Your goal :: Go through the records and show each line where the word "channel" occurs.

Material supplied ::
_ _ _

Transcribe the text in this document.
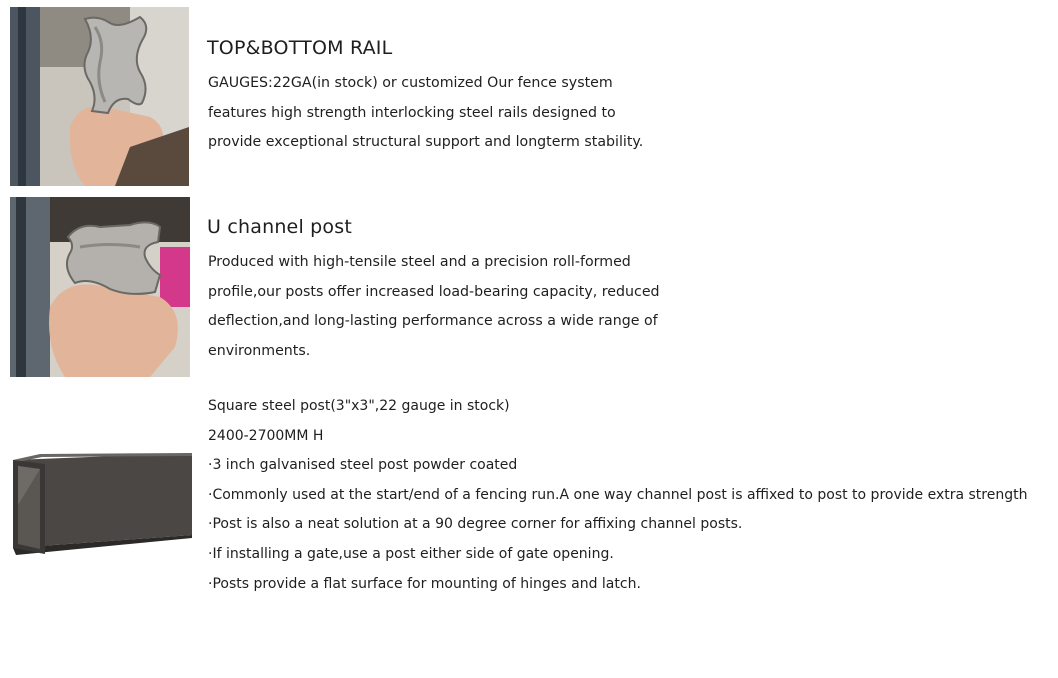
TOP&BOTTOM RAIL
GAUGES:22GA(in stock) or customized Our fence system
features high strength interlocking steel rails designed to
provide exceptional structural support and longterm stability.
U channel post
Produced with high-tensile steel and a precision roll-formed
profile,our posts offer increased load-bearing capacity, reduced
deflection,and long-lasting performance across a wide range of
environments.
Square steel post(3"x3",22 gauge in stock)
2400-2700MM H
·3 inch galvanised steel post powder coated
·Commonly used at the start/end of a fencing run.A one way channel post is affixed to post to provide extra strength
·Post is also a neat solution at a 90 degree corner for affixing channel posts.
·If installing a gate,use a post either side of gate opening.
·Posts provide a flat surface for mounting of hinges and latch.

_ _ _

Response to this task ::
U channel post
·Commonly used at the start/end of a fencing run.A one way channel post is affixed to post to provide extra strength
·Post is also a neat solution at a 90 degree corner for affixing channel posts.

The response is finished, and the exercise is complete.